§ GIVEN EXERCISE
Extract each line of the data and write it out again exactly.
··· EXERCISE MATERIAL ···
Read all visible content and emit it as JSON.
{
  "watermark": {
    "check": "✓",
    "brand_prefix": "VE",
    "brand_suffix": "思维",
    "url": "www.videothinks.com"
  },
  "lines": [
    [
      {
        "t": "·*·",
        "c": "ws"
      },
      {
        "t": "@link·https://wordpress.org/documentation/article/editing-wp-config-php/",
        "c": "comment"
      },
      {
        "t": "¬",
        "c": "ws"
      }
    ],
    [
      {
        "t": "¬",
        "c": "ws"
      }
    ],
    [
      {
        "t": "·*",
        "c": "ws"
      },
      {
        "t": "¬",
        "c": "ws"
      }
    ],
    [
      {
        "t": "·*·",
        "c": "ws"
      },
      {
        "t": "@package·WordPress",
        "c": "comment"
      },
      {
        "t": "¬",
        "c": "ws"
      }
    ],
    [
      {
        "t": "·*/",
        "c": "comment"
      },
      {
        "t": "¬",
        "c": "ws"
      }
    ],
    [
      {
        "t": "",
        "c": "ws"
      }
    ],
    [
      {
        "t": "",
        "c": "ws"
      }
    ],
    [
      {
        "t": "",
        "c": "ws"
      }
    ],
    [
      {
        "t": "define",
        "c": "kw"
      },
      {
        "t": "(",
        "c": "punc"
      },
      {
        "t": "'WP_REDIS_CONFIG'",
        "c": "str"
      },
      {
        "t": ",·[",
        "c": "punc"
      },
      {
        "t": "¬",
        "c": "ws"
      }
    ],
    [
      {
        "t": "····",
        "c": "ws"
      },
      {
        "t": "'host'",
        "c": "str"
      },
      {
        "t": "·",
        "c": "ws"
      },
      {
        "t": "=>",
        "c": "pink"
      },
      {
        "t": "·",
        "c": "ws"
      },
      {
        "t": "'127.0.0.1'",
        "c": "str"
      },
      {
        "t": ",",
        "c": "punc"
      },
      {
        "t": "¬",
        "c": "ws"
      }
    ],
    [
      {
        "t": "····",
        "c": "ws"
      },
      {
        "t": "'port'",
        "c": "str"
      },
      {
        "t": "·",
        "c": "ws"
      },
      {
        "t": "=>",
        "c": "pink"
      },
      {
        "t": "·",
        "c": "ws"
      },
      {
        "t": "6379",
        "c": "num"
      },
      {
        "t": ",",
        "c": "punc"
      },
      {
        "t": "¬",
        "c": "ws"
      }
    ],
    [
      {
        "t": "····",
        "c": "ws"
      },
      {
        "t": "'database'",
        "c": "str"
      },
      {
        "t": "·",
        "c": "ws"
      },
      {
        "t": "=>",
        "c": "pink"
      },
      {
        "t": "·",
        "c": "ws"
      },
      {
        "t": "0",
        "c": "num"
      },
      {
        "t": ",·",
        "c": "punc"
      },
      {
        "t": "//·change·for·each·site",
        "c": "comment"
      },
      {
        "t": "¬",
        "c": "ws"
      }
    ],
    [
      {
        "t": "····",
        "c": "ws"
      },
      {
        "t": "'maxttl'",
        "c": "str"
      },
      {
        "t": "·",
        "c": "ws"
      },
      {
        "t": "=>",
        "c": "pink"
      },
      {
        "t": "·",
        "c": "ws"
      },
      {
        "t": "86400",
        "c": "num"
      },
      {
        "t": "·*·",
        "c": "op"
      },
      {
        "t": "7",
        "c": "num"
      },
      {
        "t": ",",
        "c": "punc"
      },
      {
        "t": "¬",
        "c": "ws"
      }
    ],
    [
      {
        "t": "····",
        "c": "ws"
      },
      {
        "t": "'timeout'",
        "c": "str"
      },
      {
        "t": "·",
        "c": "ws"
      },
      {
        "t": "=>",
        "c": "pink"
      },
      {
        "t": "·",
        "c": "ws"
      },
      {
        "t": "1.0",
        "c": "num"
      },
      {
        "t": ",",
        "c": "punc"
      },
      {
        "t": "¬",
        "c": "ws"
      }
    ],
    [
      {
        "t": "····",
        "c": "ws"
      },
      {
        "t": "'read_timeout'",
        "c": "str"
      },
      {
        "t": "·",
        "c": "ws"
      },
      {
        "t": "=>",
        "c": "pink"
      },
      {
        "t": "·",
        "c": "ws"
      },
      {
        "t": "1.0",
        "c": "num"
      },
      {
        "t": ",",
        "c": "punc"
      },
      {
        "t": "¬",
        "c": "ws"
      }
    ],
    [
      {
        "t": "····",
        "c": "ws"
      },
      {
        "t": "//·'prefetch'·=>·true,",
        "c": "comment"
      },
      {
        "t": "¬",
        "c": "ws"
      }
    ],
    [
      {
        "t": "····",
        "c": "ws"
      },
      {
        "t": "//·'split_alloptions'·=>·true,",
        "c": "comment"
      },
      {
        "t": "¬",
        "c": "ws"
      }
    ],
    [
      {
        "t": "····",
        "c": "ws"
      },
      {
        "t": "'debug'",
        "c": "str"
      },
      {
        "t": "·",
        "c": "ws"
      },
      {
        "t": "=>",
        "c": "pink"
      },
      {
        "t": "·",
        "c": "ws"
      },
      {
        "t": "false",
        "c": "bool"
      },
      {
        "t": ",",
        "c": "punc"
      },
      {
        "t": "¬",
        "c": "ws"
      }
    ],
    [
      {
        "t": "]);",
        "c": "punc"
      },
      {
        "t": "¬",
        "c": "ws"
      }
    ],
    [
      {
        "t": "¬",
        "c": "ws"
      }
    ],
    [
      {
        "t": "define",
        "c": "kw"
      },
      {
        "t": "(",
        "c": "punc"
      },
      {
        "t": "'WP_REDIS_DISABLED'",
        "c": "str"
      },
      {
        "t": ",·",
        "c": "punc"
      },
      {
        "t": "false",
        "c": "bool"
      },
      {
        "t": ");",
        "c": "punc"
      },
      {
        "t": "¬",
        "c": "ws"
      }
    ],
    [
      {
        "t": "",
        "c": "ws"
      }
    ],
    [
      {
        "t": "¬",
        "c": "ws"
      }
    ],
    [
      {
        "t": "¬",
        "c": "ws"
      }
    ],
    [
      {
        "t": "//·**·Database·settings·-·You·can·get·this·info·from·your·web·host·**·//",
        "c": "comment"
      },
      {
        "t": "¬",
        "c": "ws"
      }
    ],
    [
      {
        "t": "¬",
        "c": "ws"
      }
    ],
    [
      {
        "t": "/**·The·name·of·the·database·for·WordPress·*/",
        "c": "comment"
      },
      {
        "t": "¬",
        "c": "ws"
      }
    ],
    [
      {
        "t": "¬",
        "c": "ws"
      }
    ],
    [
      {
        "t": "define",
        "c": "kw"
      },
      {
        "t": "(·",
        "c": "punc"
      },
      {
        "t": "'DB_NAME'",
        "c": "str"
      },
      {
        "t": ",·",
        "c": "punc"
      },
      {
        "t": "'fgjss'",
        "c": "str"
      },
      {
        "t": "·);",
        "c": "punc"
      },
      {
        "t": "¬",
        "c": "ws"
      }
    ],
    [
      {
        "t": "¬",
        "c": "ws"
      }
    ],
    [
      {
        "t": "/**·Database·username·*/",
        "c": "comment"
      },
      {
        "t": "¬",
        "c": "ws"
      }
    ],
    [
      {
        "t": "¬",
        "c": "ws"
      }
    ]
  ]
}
···
§ WORKED SOLUTION
Read all visible content and emit it as JSON.
{
  "watermark": {
    "check": "✓",
    "brand_prefix": "VE",
    "brand_suffix": "思维",
    "url": "www.videothinks.com"
  },
  "lines": [
    [
      {
        "t": "·*·",
        "c": "ws"
      },
      {
        "t": "@link·https://wordpress.org/documentation/article/editing-wp-config-php/",
        "c": "comment"
      },
      {
        "t": "¬",
        "c": "ws"
      }
    ],
    [
      {
        "t": "¬",
        "c": "ws"
      }
    ],
    [
      {
        "t": "·*",
        "c": "ws"
      },
      {
        "t": "¬",
        "c": "ws"
      }
    ],
    [
      {
        "t": "·*·",
        "c": "ws"
      },
      {
        "t": "@package·WordPress",
        "c": "comment"
      },
      {
        "t": "¬",
        "c": "ws"
      }
    ],
    [
      {
        "t": "·*/",
        "c": "comment"
      },
      {
        "t": "¬",
        "c": "ws"
      }
    ],
    [
      {
        "t": "",
        "c": "ws"
      }
    ],
    [
      {
        "t": "",
        "c": "ws"
      }
    ],
    [
      {
        "t": "",
        "c": "ws"
      }
    ],
    [
      {
        "t": "define",
        "c": "kw"
      },
      {
        "t": "(",
        "c": "punc"
      },
      {
        "t": "'WP_REDIS_CONFIG'",
        "c": "str"
      },
      {
        "t": ",·[",
        "c": "punc"
      },
      {
        "t": "¬",
        "c": "ws"
      }
    ],
    [
      {
        "t": "····",
        "c": "ws"
      },
      {
        "t": "'host'",
        "c": "str"
      },
      {
        "t": "·",
        "c": "ws"
      },
      {
        "t": "=>",
        "c": "pink"
      },
      {
        "t": "·",
        "c": "ws"
      },
      {
        "t": "'127.0.0.1'",
        "c": "str"
      },
      {
        "t": ",",
        "c": "punc"
      },
      {
        "t": "¬",
        "c": "ws"
      }
    ],
    [
      {
        "t": "····",
        "c": "ws"
      },
      {
        "t": "'port'",
        "c": "str"
      },
      {
        "t": "·",
        "c": "ws"
      },
      {
        "t": "=>",
        "c": "pink"
      },
      {
        "t": "·",
        "c": "ws"
      },
      {
        "t": "6379",
        "c": "num"
      },
      {
        "t": ",",
        "c": "punc"
      },
      {
        "t": "¬",
        "c": "ws"
      }
    ],
    [
      {
        "t": "····",
        "c": "ws"
      },
      {
        "t": "'database'",
        "c": "str"
      },
      {
        "t": "·",
        "c": "ws"
      },
      {
        "t": "=>",
        "c": "pink"
      },
      {
        "t": "·",
        "c": "ws"
      },
      {
        "t": "0",
        "c": "num"
      },
      {
        "t": ",·",
        "c": "punc"
      },
      {
        "t": "//·change·for·each·site",
        "c": "comment"
      },
      {
        "t": "¬",
        "c": "ws"
      }
    ],
    [
      {
        "t": "····",
        "c": "ws"
      },
      {
        "t": "'maxttl'",
        "c": "str"
      },
      {
        "t": "·",
        "c": "ws"
      },
      {
        "t": "=>",
        "c": "pink"
      },
      {
        "t": "·",
        "c": "ws"
      },
      {
        "t": "86400",
        "c": "num"
      },
      {
        "t": "·*·",
        "c": "op"
      },
      {
        "t": "7",
        "c": "num"
      },
      {
        "t": ",",
        "c": "punc"
      },
      {
        "t": "¬",
        "c": "ws"
      }
    ],
    [
      {
        "t": "····",
        "c": "ws"
      },
      {
        "t": "'timeout'",
        "c": "str"
      },
      {
        "t": "·",
        "c": "ws"
      },
      {
        "t": "=>",
        "c": "pink"
      },
      {
        "t": "·",
        "c": "ws"
      },
      {
        "t": "1.0",
        "c": "num"
      },
      {
        "t": ",",
        "c": "punc"
      },
      {
        "t": "¬",
        "c": "ws"
      }
    ],
    [
      {
        "t": "····",
        "c": "ws"
      },
      {
        "t": "'read_timeout'",
        "c": "str"
      },
      {
        "t": "·",
        "c": "ws"
      },
      {
        "t": "=>",
        "c": "pink"
      },
      {
        "t": "·",
        "c": "ws"
      },
      {
        "t": "1.0",
        "c": "num"
      },
      {
        "t": ",",
        "c": "punc"
      },
      {
        "t": "¬",
        "c": "ws"
      }
    ],
    [
      {
        "t": "····",
        "c": "ws"
      },
      {
        "t": "//·'prefetch'·=>·true,",
        "c": "comment"
      },
      {
        "t": "¬",
        "c": "ws"
      }
    ],
    [
      {
        "t": "····",
        "c": "ws"
      },
      {
        "t": "//·'split_alloptions'·=>·true,",
        "c": "comment"
      },
      {
        "t": "¬",
        "c": "ws"
      }
    ],
    [
      {
        "t": "····",
        "c": "ws"
      },
      {
        "t": "'debug'",
        "c": "str"
      },
      {
        "t": "·",
        "c": "ws"
      },
      {
        "t": "=>",
        "c": "pink"
      },
      {
        "t": "·",
        "c": "ws"
      },
      {
        "t": "false",
        "c": "bool"
      },
      {
        "t": ",",
        "c": "punc"
      },
      {
        "t": "¬",
        "c": "ws"
      }
    ],
    [
      {
        "t": "]);",
        "c": "punc"
      },
      {
        "t": "¬",
        "c": "ws"
      }
    ],
    [
      {
        "t": "¬",
        "c": "ws"
      }
    ],
    [
      {
        "t": "define",
        "c": "kw"
      },
      {
        "t": "(",
        "c": "punc"
      },
      {
        "t": "'WP_REDIS_DISABLED'",
        "c": "str"
      },
      {
        "t": ",·",
        "c": "punc"
      },
      {
        "t": "false",
        "c": "bool"
      },
      {
        "t": ");",
        "c": "punc"
      },
      {
        "t": "¬",
        "c": "ws"
      }
    ],
    [
      {
        "t": "",
        "c": "ws"
      }
    ],
    [
      {
        "t": "¬",
        "c": "ws"
      }
    ],
    [
      {
        "t": "¬",
        "c": "ws"
      }
    ],
    [
      {
        "t": "//·**·Database·settings·-·You·can·get·this·info·from·your·web·host·**·//",
        "c": "comment"
      },
      {
        "t": "¬",
        "c": "ws"
      }
    ],
    [
      {
        "t": "¬",
        "c": "ws"
      }
    ],
    [
      {
        "t": "/**·The·name·of·the·database·for·WordPress·*/",
        "c": "comment"
      },
      {
        "t": "¬",
        "c": "ws"
      }
    ],
    [
      {
        "t": "¬",
        "c": "ws"
      }
    ],
    [
      {
        "t": "define",
        "c": "kw"
      },
      {
        "t": "(·",
        "c": "punc"
      },
      {
        "t": "'DB_NAME'",
        "c": "str"
      },
      {
        "t": ",·",
        "c": "punc"
      },
      {
        "t": "'fgjss'",
        "c": "str"
      },
      {
        "t": "·);",
        "c": "punc"
      },
      {
        "t": "¬",
        "c": "ws"
      }
    ],
    [
      {
        "t": "¬",
        "c": "ws"
      }
    ],
    [
      {
        "t": "/**·Database·username·*/",
        "c": "comment"
      },
      {
        "t": "¬",
        "c": "ws"
      }
    ],
    [
      {
        "t": "¬",
        "c": "ws"
      }
    ]
  ]
}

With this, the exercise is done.